Search the data for the string "Information" and extract every line where it appears.

• **Material supplied**
"""

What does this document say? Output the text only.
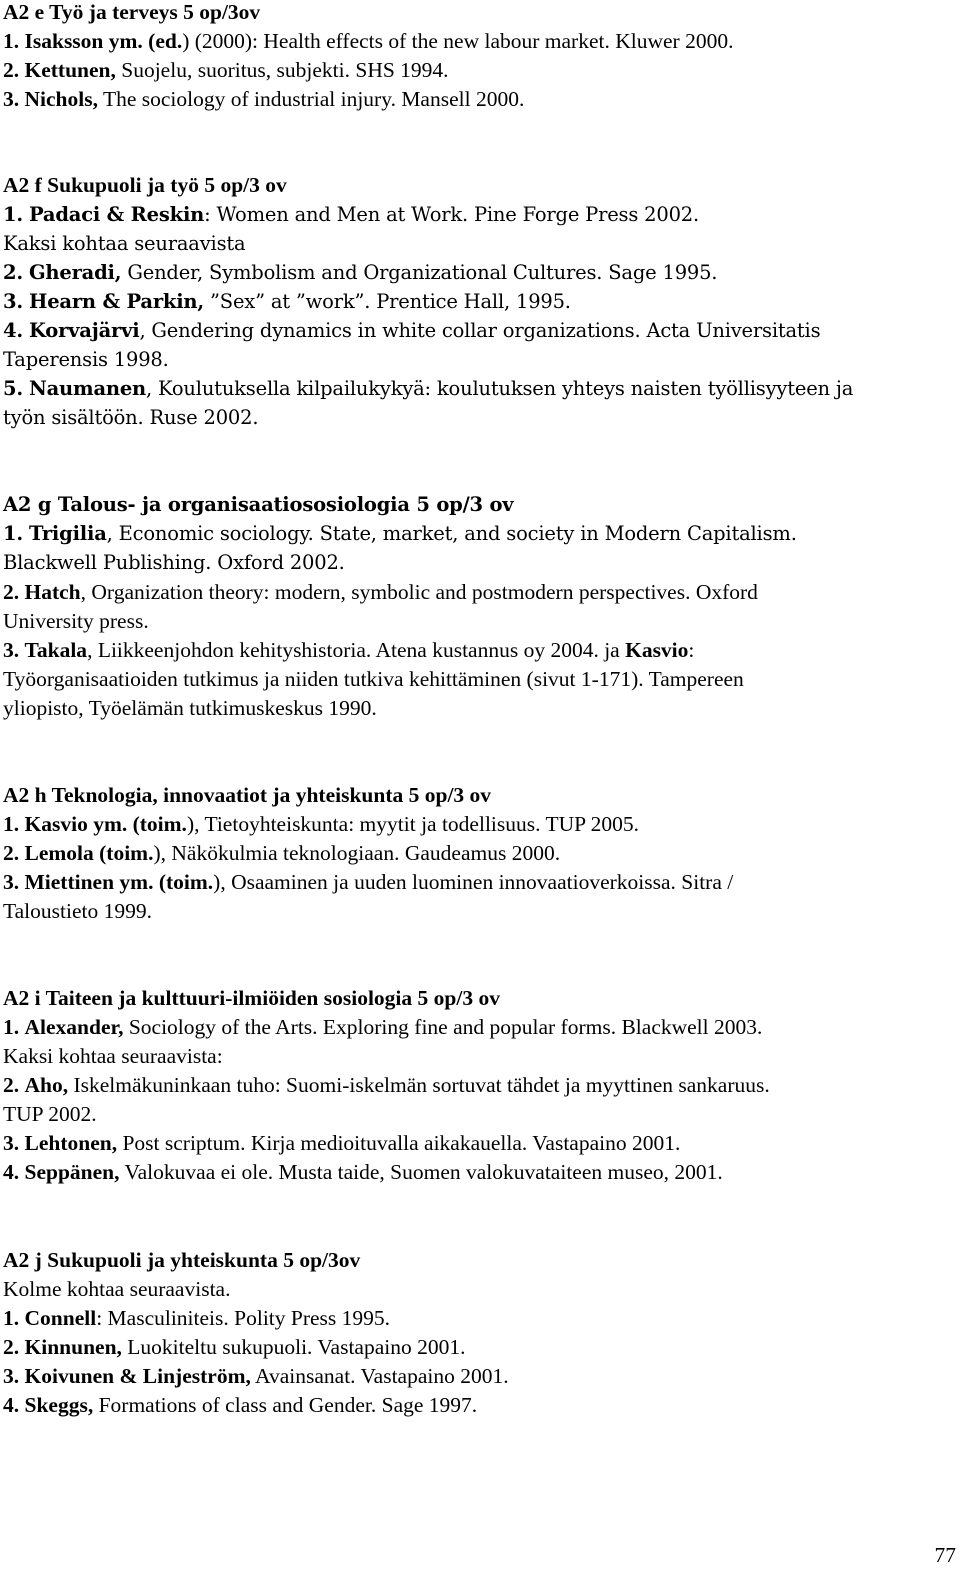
A2 e Työ ja terveys 5 op/3ov
1. Isaksson ym. (ed.) (2000): Health effects of the new labour market. Kluwer 2000.
2. Kettunen, Suojelu, suoritus, subjekti. SHS 1994.
3. Nichols, The sociology of industrial injury. Mansell 2000.
A2 f Sukupuoli ja työ 5 op/3 ov
1. Padaci & Reskin: Women and Men at Work. Pine Forge Press 2002.
Kaksi kohtaa seuraavista
2. Gheradi, Gender, Symbolism and Organizational Cultures. Sage 1995.
3. Hearn & Parkin, ”Sex” at ”work”. Prentice Hall, 1995.
4. Korvajärvi, Gendering dynamics in white collar organizations. Acta Universitatis
Taperensis 1998.
5. Naumanen, Koulutuksella kilpailukykyä: koulutuksen yhteys naisten työllisyyteen ja
työn sisältöön. Ruse 2002.
A2 g Talous- ja organisaatiososiologia 5 op/3 ov
1. Trigilia, Economic sociology. State, market, and society in Modern Capitalism.
Blackwell Publishing. Oxford 2002.
2. Hatch, Organization theory: modern, symbolic and postmodern perspectives. Oxford
University press.
3. Takala, Liikkeenjohdon kehityshistoria. Atena kustannus oy 2004. ja Kasvio:
Työorganisaatioiden tutkimus ja niiden tutkiva kehittäminen (sivut 1-171). Tampereen
yliopisto, Työelämän tutkimuskeskus 1990.
A2 h Teknologia, innovaatiot ja yhteiskunta 5 op/3 ov
1. Kasvio ym. (toim.), Tietoyhteiskunta: myytit ja todellisuus. TUP 2005.
2. Lemola (toim.), Näkökulmia teknologiaan. Gaudeamus 2000.
3. Miettinen ym. (toim.), Osaaminen ja uuden luominen innovaatioverkoissa. Sitra /
Taloustieto 1999.
A2 i Taiteen ja kulttuuri-ilmiöiden sosiologia 5 op/3 ov
1. Alexander, Sociology of the Arts. Exploring fine and popular forms. Blackwell 2003.
Kaksi kohtaa seuraavista:
2. Aho, Iskelmäkuninkaan tuho: Suomi-iskelmän sortuvat tähdet ja myyttinen sankaruus.
TUP 2002.
3. Lehtonen, Post scriptum. Kirja medioituvalla aikakauella. Vastapaino 2001.
4. Seppänen, Valokuvaa ei ole. Musta taide, Suomen valokuvataiteen museo, 2001.
A2 j Sukupuoli ja yhteiskunta 5 op/3ov
Kolme kohtaa seuraavista.
1. Connell: Masculiniteis. Polity Press 1995.
2. Kinnunen, Luokiteltu sukupuoli. Vastapaino 2001.
3. Koivunen & Linjeström, Avainsanat. Vastapaino 2001.
4. Skeggs, Formations of class and Gender. Sage 1997.
77
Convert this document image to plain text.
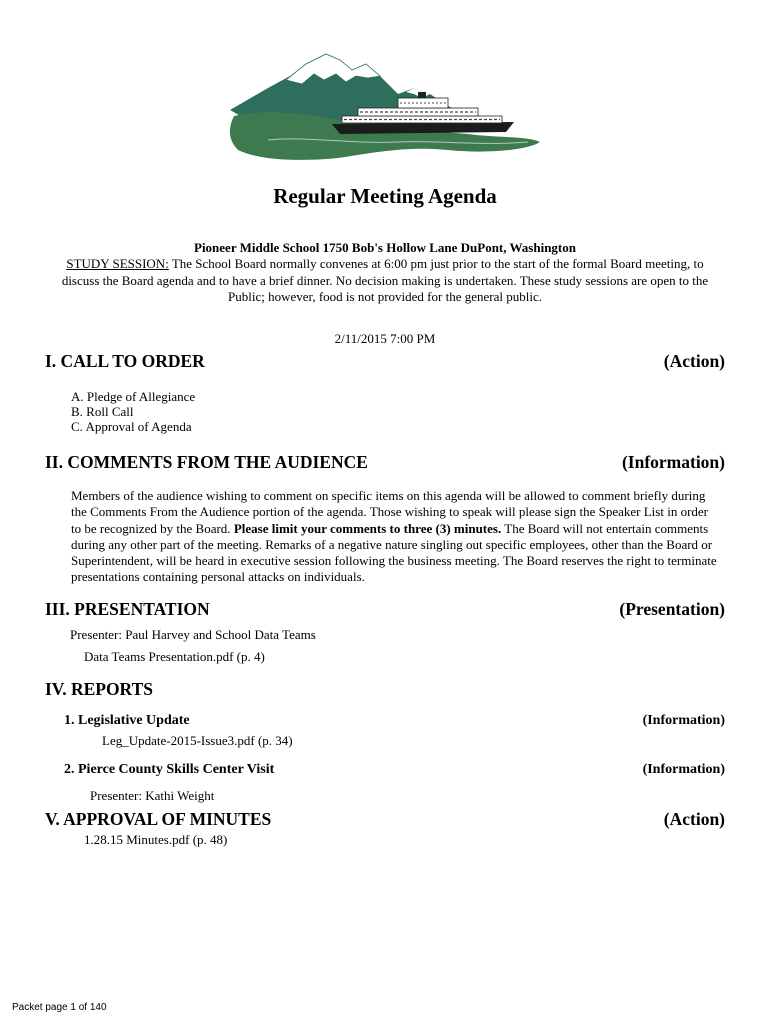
Regular Meeting Agenda
Pioneer Middle School 1750 Bob's Hollow Lane DuPont, Washington
STUDY SESSION: The School Board normally convenes at 6:00 pm just prior to the start of the formal Board meeting, to discuss the Board agenda and to have a brief dinner. No decision making is undertaken. These study sessions are open to the Public; however, food is not provided for the general public.
2/11/2015 7:00 PM
I. CALL TO ORDER	(Action)
A. Pledge of Allegiance
B. Roll Call
C. Approval of Agenda
II. COMMENTS FROM THE AUDIENCE	(Information)
Members of the audience wishing to comment on specific items on this agenda will be allowed to comment briefly during the Comments From the Audience portion of the agenda. Those wishing to speak will please sign the Speaker List in order to be recognized by the Board. Please limit your comments to three (3) minutes. The Board will not entertain comments during any other part of the meeting. Remarks of a negative nature singling out specific employees, other than the Board or Superintendent, will be heard in executive session following the business meeting. The Board reserves the right to terminate presentations containing personal attacks on individuals.
III. PRESENTATION	(Presentation)
Presenter: Paul Harvey and School Data Teams
Data Teams Presentation.pdf (p. 4)
IV. REPORTS
1. Legislative Update	(Information)
Leg_Update-2015-Issue3.pdf (p. 34)
2. Pierce County Skills Center Visit	(Information)
Presenter: Kathi Weight
V. APPROVAL OF MINUTES	(Action)
1.28.15 Minutes.pdf (p. 48)
Packet page 1 of 140
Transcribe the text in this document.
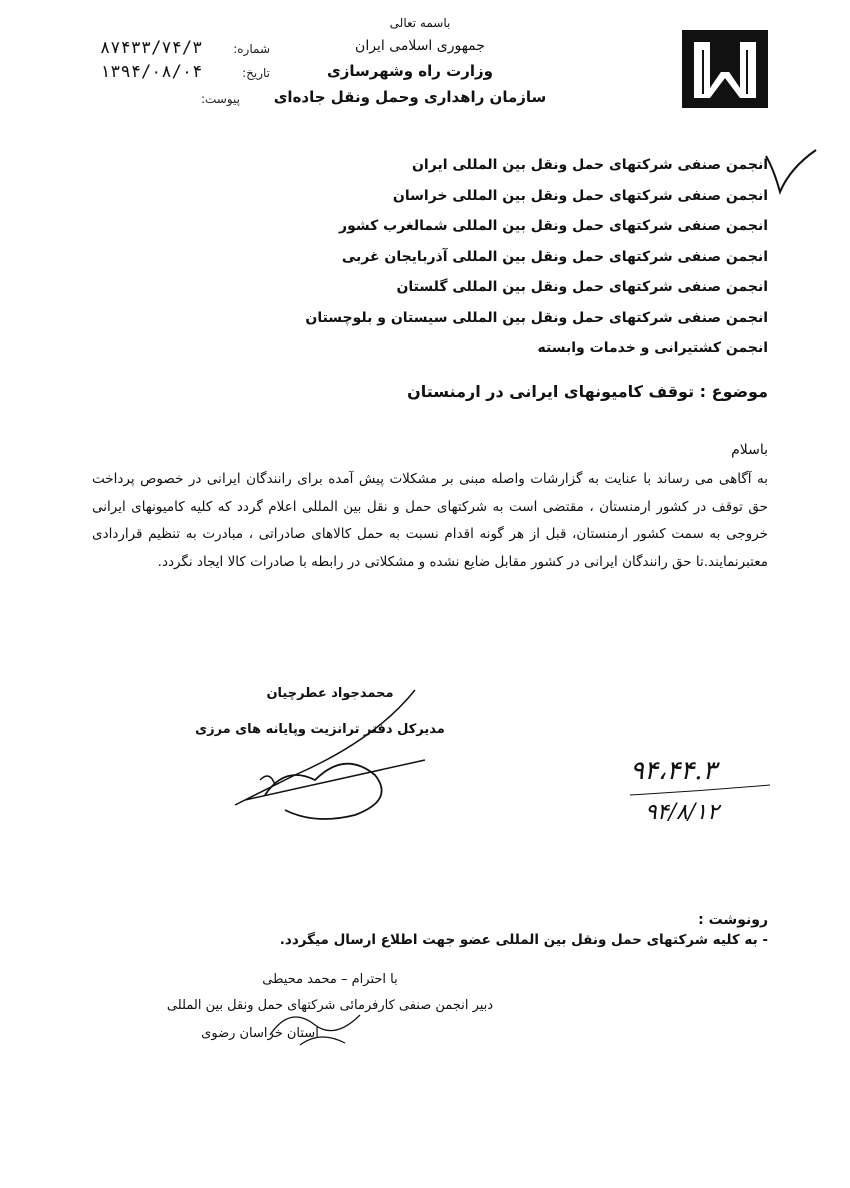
باسمه تعالی
جمهوری اسلامی ایران
وزارت راه وشهرسازی
سازمان راهداری وحمل ونقل جاده‌ای
شماره:
۸۷۴۳۳/۷۴/۳
تاریخ:
۱۳۹۴/۰۸/۰۴
پیوست:
انجمن صنفی شرکتهای حمل ونقل بین المللی ایران
انجمن صنفی شرکتهای حمل ونقل بین المللی خراسان
انجمن صنفی شرکتهای حمل ونقل بین المللی شمالغرب کشور
انجمن صنفی شرکتهای حمل ونقل بین المللی آذربایجان غربی
انجمن صنفی شرکتهای حمل ونقل بین المللی گلستان
انجمن صنفی شرکتهای حمل ونقل بین المللی سیستان و بلوچستان
انجمن کشتیرانی و خدمات وابسته
موضوع : توقف کامیونهای ایرانی در ارمنستان
باسلام
به آگاهی می رساند با عنایت به گزارشات واصله مبنی بر مشکلات پیش آمده برای رانندگان ایرانی در خصوص پرداخت حق توقف در کشور ارمنستان ، مقتضی است به شرکتهای حمل و نقل بین المللی اعلام گردد که کلیه کامیونهای ایرانی خروجی به سمت کشور ارمنستان، قبل از هر گونه اقدام نسبت به حمل کالاهای صادراتی ، مبادرت به تنظیم قراردادی معتبرنمایند.تا حق رانندگان ایرانی در کشور مقابل ضایع نشده و مشکلاتی در رابطه با صادرات کالا ایجاد نگردد.
محمدجواد عطرچیان
مدیرکل دفتر ترانزیت وپایانه های مرزی
۹۴،۴۴.۳
۹۴/۸/۱۲
رونوشت :
- به کلیه شرکتهای حمل ونقل بین المللی عضو جهت اطلاع ارسال میگردد.
با احترام – محمد محیطی
دبیر انجمن صنفی کارفرمائی شرکتهای حمل ونقل بین المللی
استان خراسان رضوی
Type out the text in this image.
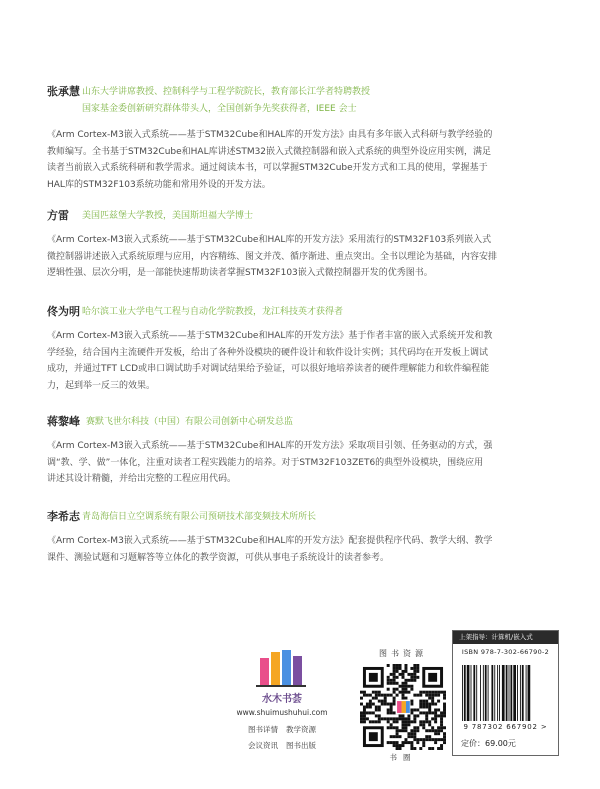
张承慧 山东大学讲席教授、控制科学与工程学院院长，教育部长江学者特聘教授
国家基金委创新研究群体带头人，全国创新争先奖获得者，IEEE 会士
《Arm Cortex-M3嵌入式系统——基于STM32Cube和HAL库的开发方法》由具有多年嵌入式科研与教学经验的
教师编写。全书基于STM32Cube和HAL库讲述STM32嵌入式微控制器和嵌入式系统的典型外设应用实例，满足
读者当前嵌入式系统科研和教学需求。通过阅读本书，可以掌握STM32Cube开发方式和工具的使用，掌握基于
HAL库的STM32F103系统功能和常用外设的开发方法。
方雷 美国匹兹堡大学教授，美国斯坦福大学博士
《Arm Cortex-M3嵌入式系统——基于STM32Cube和HAL库的开发方法》采用流行的STM32F103系列嵌入式
微控制器讲述嵌入式系统原理与应用，内容精练、图文并茂、循序渐进、重点突出。全书以理论为基础，内容安排
逻辑性强、层次分明，是一部能快速帮助读者掌握STM32F103嵌入式微控制器开发的优秀图书。
佟为明 哈尔滨工业大学电气工程与自动化学院教授，龙江科技英才获得者
《Arm Cortex-M3嵌入式系统——基于STM32Cube和HAL库的开发方法》基于作者丰富的嵌入式系统开发和教
学经验，结合国内主流硬件开发板，给出了各种外设模块的硬件设计和软件设计实例；其代码均在开发板上调试
成功，并通过TFT LCD或串口调试助手对调试结果给予验证，可以很好地培养读者的硬件理解能力和软件编程能
力，起到举一反三的效果。
蒋黎峰 赛默飞世尔科技（中国）有限公司创新中心研发总监
《Arm Cortex-M3嵌入式系统——基于STM32Cube和HAL库的开发方法》采取项目引领、任务驱动的方式，强
调“教、学、做”一体化，注重对读者工程实践能力的培养。对于STM32F103ZET6的典型外设模块，围绕应用
讲述其设计精髓，并给出完整的工程应用代码。
李希志 青岛海信日立空调系统有限公司预研技术部变频技术所所长
《Arm Cortex-M3嵌入式系统——基于STM32Cube和HAL库的开发方法》配套提供程序代码、教学大纲、教学
课件、测验试题和习题解答等立体化的教学资源，可供从事电子系统设计的读者参考。
水木书荟
www.shuimushuhui.com
图书详情 教学资源
会议资讯 图书出版
图书资源
书圈
上架指导：计算机/嵌入式
ISBN 978-7-302-66790-2
9 787302 667902 >
定价：69.00元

"""

• **The reply**
II. COMMENTS FROM THE AUDIENCE	(Information)
1. Legislative Update	(Information)
2. Pierce County Skills Center Visit	(Information)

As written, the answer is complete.